Type out the complete listing below word for word, without its pictures.

Start of Provided records

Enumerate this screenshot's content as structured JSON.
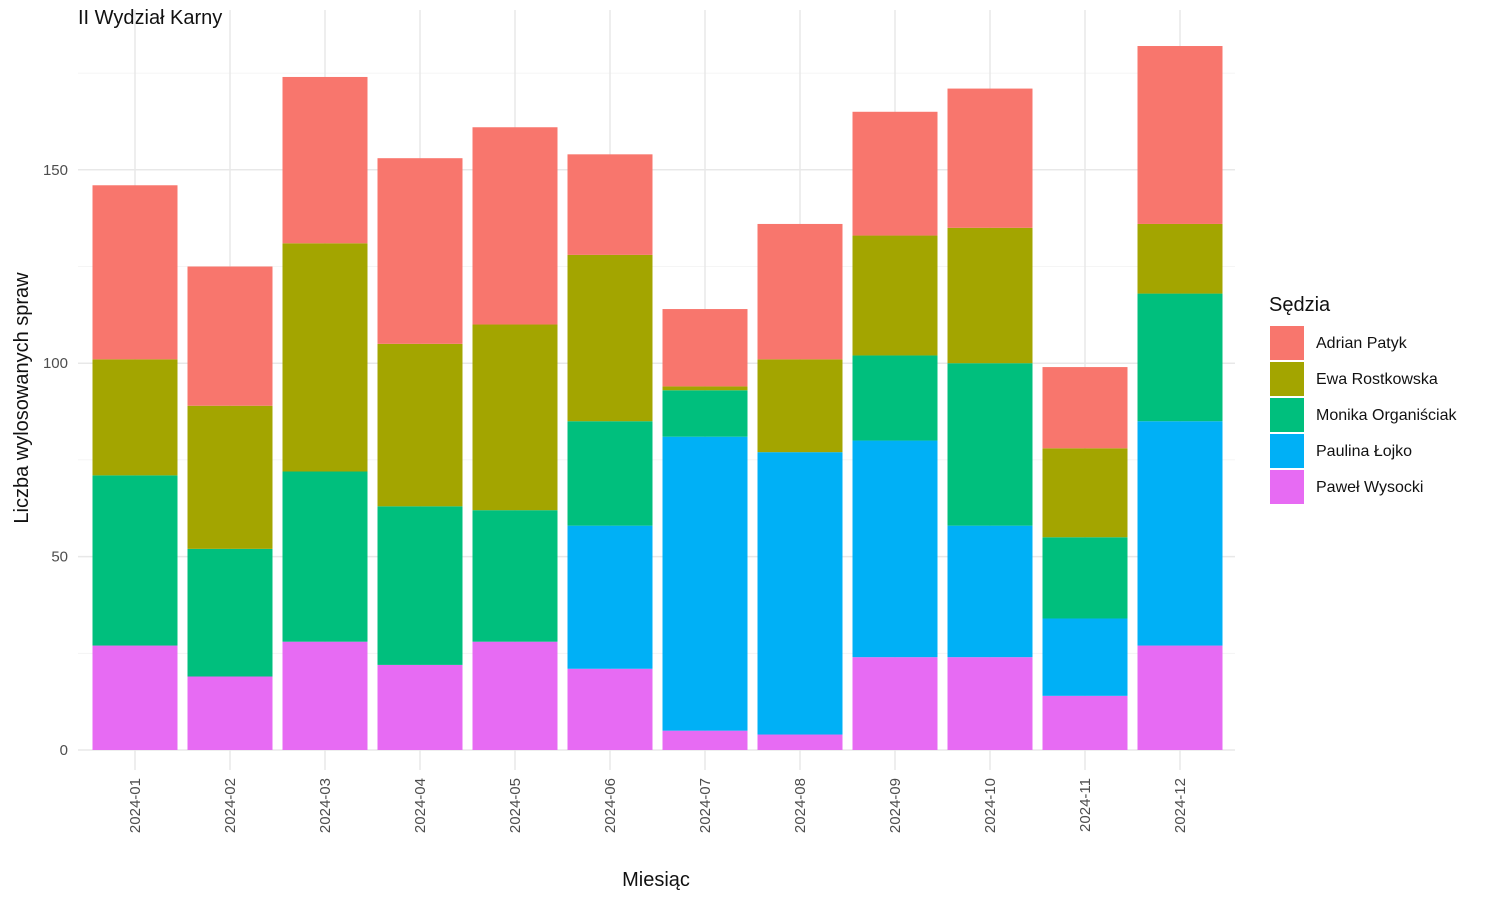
{
  "chart_data": {
    "type": "bar",
    "stacked": true,
    "title": "II Wydział Karny",
    "xlabel": "Miesiąc",
    "ylabel": "Liczba wylosowanych spraw",
    "categories": [
      "2024-01",
      "2024-02",
      "2024-03",
      "2024-04",
      "2024-05",
      "2024-06",
      "2024-07",
      "2024-08",
      "2024-09",
      "2024-10",
      "2024-11",
      "2024-12"
    ],
    "ylim": [
      0,
      190
    ],
    "yticks": [
      0,
      50,
      100,
      150
    ],
    "grid": true,
    "legend": {
      "title": "Sędzia",
      "position": "right"
    },
    "series": [
      {
        "name": "Paweł Wysocki",
        "color": "#E76BF3",
        "values": [
          27,
          19,
          28,
          22,
          28,
          21,
          5,
          4,
          24,
          24,
          14,
          27
        ]
      },
      {
        "name": "Paulina Łojko",
        "color": "#00B0F6",
        "values": [
          0,
          0,
          0,
          0,
          0,
          37,
          76,
          73,
          56,
          34,
          20,
          58
        ]
      },
      {
        "name": "Monika Organiściak",
        "color": "#00BF7D",
        "values": [
          44,
          33,
          44,
          41,
          34,
          27,
          12,
          0,
          22,
          42,
          21,
          33
        ]
      },
      {
        "name": "Ewa Rostkowska",
        "color": "#A3A500",
        "values": [
          30,
          37,
          59,
          42,
          48,
          43,
          1,
          24,
          31,
          35,
          23,
          18
        ]
      },
      {
        "name": "Adrian Patyk",
        "color": "#F8766D",
        "values": [
          45,
          36,
          43,
          48,
          51,
          26,
          20,
          35,
          32,
          36,
          21,
          46
        ]
      }
    ],
    "legend_order": [
      "Adrian Patyk",
      "Ewa Rostkowska",
      "Monika Organiściak",
      "Paulina Łojko",
      "Paweł Wysocki"
    ]
  }
}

End of Provided records

_Correct output_.
Enumerate this screenshot's content as structured JSON.
{
  "chart_data": {
    "type": "bar",
    "stacked": true,
    "title": "II Wydział Karny",
    "xlabel": "Miesiąc",
    "ylabel": "Liczba wylosowanych spraw",
    "categories": [
      "2024-01",
      "2024-02",
      "2024-03",
      "2024-04",
      "2024-05",
      "2024-06",
      "2024-07",
      "2024-08",
      "2024-09",
      "2024-10",
      "2024-11",
      "2024-12"
    ],
    "ylim": [
      0,
      190
    ],
    "yticks": [
      0,
      50,
      100,
      150
    ],
    "grid": true,
    "legend": {
      "title": "Sędzia",
      "position": "right"
    },
    "series": [
      {
        "name": "Paweł Wysocki",
        "color": "#E76BF3",
        "values": [
          27,
          19,
          28,
          22,
          28,
          21,
          5,
          4,
          24,
          24,
          14,
          27
        ]
      },
      {
        "name": "Paulina Łojko",
        "color": "#00B0F6",
        "values": [
          0,
          0,
          0,
          0,
          0,
          37,
          76,
          73,
          56,
          34,
          20,
          58
        ]
      },
      {
        "name": "Monika Organiściak",
        "color": "#00BF7D",
        "values": [
          44,
          33,
          44,
          41,
          34,
          27,
          12,
          0,
          22,
          42,
          21,
          33
        ]
      },
      {
        "name": "Ewa Rostkowska",
        "color": "#A3A500",
        "values": [
          30,
          37,
          59,
          42,
          48,
          43,
          1,
          24,
          31,
          35,
          23,
          18
        ]
      },
      {
        "name": "Adrian Patyk",
        "color": "#F8766D",
        "values": [
          45,
          36,
          43,
          48,
          51,
          26,
          20,
          35,
          32,
          36,
          21,
          46
        ]
      }
    ],
    "legend_order": [
      "Adrian Patyk",
      "Ewa Rostkowska",
      "Monika Organiściak",
      "Paulina Łojko",
      "Paweł Wysocki"
    ]
  }
}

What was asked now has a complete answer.